• **Written exercise**:
Only the pictures stay out; every record is to be quoted exactly.

(Data records)

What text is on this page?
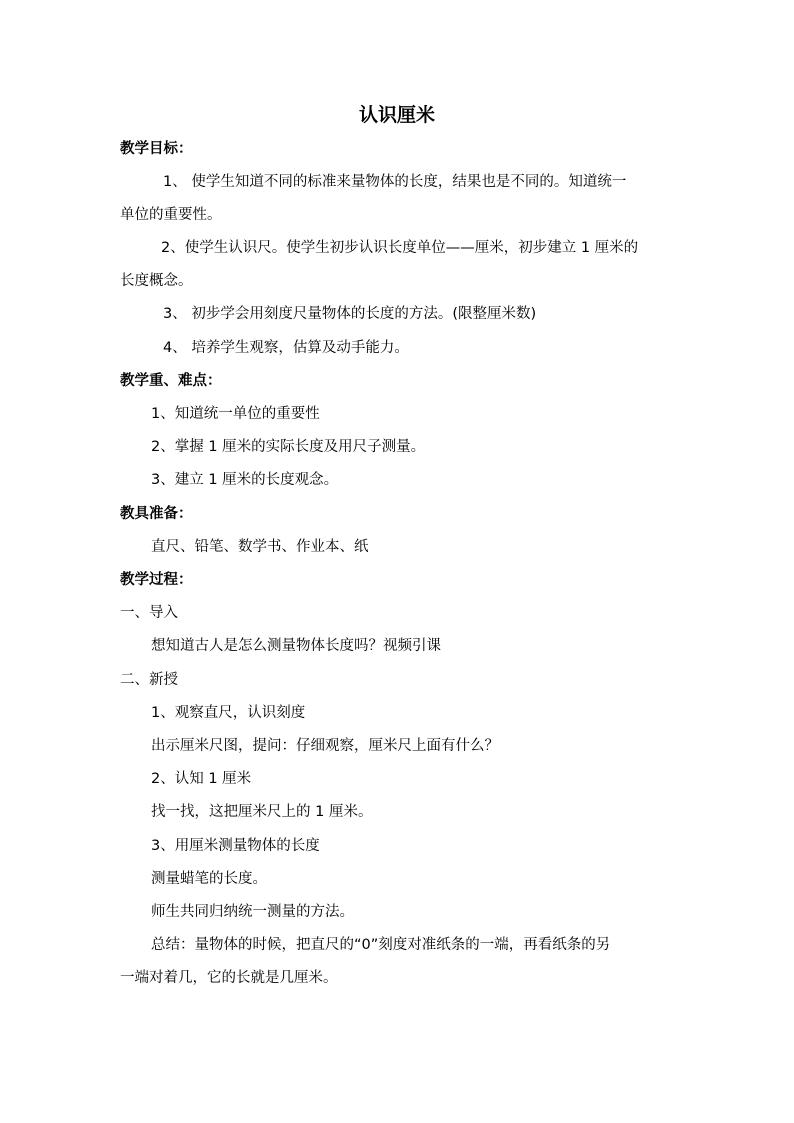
认识厘米

教学目标：

1、 使学生知道不同的标准来量物体的长度，结果也是不同的。知道统一

单位的重要性。

2、使学生认识尺。使学生初步认识长度单位——厘米，初步建立 1 厘米的

长度概念。

3、 初步学会用刻度尺量物体的长度的方法。(限整厘米数)

4、 培养学生观察，估算及动手能力。

教学重、难点：

1、知道统一单位的重要性

2、掌握 1 厘米的实际长度及用尺子测量。

3、建立 1 厘米的长度观念。

教具准备：

直尺、铅笔、数学书、作业本、纸

教学过程：

一、导入

想知道古人是怎么测量物体长度吗？视频引课

二、新授

1、观察直尺，认识刻度

出示厘米尺图，提问：仔细观察，厘米尺上面有什么？

2、认知 1 厘米

找一找，这把厘米尺上的 1 厘米。

3、用厘米测量物体的长度

测量蜡笔的长度。

师生共同归纳统一测量的方法。

总结：量物体的时候，把直尺的“0”刻度对准纸条的一端，再看纸条的另

一端对着几，它的长就是几厘米。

• **Solved problem**:
What text is on this page?
认识厘米

教学目标：

1、 使学生知道不同的标准来量物体的长度，结果也是不同的。知道统一

单位的重要性。

2、使学生认识尺。使学生初步认识长度单位——厘米，初步建立 1 厘米的

长度概念。

3、 初步学会用刻度尺量物体的长度的方法。(限整厘米数)

4、 培养学生观察，估算及动手能力。

教学重、难点：

1、知道统一单位的重要性

2、掌握 1 厘米的实际长度及用尺子测量。

3、建立 1 厘米的长度观念。

教具准备：

直尺、铅笔、数学书、作业本、纸

教学过程：

一、导入

想知道古人是怎么测量物体长度吗？视频引课

二、新授

1、观察直尺，认识刻度

出示厘米尺图，提问：仔细观察，厘米尺上面有什么？

2、认知 1 厘米

找一找，这把厘米尺上的 1 厘米。

3、用厘米测量物体的长度

测量蜡笔的长度。

师生共同归纳统一测量的方法。

总结：量物体的时候，把直尺的“0”刻度对准纸条的一端，再看纸条的另

一端对着几，它的长就是几厘米。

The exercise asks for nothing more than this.